Written exercise: How many lines of these entries hold the string "OPADÓW"? Reply with the number alone.

╭──

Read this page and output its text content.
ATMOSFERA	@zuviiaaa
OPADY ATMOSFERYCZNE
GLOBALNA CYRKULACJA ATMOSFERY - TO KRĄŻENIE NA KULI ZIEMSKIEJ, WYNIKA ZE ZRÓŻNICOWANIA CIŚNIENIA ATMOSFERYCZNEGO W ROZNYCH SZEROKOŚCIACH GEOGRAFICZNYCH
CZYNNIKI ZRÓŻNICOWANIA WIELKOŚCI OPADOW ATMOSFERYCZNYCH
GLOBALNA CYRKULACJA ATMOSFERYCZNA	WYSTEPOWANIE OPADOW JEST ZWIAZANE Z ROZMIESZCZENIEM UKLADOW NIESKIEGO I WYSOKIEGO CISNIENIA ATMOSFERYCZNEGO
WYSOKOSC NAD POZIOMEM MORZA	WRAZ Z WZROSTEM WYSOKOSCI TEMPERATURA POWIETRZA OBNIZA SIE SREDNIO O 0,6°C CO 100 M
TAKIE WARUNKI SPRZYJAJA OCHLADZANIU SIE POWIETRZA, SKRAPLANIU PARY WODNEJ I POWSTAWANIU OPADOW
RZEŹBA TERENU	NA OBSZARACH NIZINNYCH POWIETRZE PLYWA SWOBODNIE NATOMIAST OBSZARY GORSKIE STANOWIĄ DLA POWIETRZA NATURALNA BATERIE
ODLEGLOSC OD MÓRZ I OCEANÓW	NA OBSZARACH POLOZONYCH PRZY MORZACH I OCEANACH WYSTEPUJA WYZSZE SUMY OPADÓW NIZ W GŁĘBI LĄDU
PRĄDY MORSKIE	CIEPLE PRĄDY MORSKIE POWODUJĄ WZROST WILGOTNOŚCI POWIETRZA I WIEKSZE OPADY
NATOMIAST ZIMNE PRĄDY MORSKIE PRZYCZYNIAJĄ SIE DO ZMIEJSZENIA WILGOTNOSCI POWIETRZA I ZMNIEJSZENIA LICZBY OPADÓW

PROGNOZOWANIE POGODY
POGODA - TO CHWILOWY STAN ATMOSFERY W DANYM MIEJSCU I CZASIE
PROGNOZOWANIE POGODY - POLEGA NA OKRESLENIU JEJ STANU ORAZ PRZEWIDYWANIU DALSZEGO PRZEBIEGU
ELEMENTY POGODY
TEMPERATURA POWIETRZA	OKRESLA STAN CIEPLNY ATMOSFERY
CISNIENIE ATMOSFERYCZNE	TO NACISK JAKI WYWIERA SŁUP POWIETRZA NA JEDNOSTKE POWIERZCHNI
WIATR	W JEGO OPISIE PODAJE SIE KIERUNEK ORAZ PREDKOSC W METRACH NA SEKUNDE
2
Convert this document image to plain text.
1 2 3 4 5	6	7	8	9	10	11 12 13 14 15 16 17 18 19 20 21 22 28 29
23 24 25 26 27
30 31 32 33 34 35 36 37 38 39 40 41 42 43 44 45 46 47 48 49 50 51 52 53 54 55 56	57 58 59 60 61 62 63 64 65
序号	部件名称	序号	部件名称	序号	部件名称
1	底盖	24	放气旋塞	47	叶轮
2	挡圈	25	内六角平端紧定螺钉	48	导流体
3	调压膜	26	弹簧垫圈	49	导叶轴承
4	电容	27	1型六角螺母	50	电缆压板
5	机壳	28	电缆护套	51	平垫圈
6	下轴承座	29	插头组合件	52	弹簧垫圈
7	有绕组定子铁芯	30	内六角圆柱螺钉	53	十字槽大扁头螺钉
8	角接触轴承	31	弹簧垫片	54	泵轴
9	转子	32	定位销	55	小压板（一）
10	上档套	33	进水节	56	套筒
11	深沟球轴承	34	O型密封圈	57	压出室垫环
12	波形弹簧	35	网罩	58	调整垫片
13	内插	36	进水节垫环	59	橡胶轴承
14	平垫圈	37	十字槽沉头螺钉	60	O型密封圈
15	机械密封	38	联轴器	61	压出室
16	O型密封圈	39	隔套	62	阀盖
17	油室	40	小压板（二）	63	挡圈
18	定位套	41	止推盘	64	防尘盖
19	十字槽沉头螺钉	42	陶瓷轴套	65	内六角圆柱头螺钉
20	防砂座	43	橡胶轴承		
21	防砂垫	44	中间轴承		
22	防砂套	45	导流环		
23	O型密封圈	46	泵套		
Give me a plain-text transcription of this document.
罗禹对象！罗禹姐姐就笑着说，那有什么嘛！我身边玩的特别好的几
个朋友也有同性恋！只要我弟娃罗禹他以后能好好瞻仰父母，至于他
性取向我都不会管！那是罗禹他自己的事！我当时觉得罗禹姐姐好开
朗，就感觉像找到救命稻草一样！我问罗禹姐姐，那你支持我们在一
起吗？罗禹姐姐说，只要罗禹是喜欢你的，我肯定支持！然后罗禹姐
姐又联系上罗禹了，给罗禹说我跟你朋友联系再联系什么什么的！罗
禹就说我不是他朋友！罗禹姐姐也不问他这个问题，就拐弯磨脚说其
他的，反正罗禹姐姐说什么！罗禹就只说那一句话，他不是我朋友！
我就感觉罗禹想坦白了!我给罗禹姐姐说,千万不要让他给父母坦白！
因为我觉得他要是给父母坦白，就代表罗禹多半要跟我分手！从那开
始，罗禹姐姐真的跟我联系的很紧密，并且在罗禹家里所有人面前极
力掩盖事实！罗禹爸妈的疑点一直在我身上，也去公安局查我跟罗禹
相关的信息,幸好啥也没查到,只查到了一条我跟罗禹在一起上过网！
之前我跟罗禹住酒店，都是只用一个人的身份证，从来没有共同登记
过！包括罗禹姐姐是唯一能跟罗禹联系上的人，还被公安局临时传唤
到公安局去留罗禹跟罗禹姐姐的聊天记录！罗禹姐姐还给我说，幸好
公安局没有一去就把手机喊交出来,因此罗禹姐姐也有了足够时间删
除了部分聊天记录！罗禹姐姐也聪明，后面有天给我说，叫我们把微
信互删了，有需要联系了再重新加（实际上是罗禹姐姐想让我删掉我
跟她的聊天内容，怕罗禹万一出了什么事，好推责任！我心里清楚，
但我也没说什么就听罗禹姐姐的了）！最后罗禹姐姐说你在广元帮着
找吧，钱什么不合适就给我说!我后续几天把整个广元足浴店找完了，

╰──

The answer: 2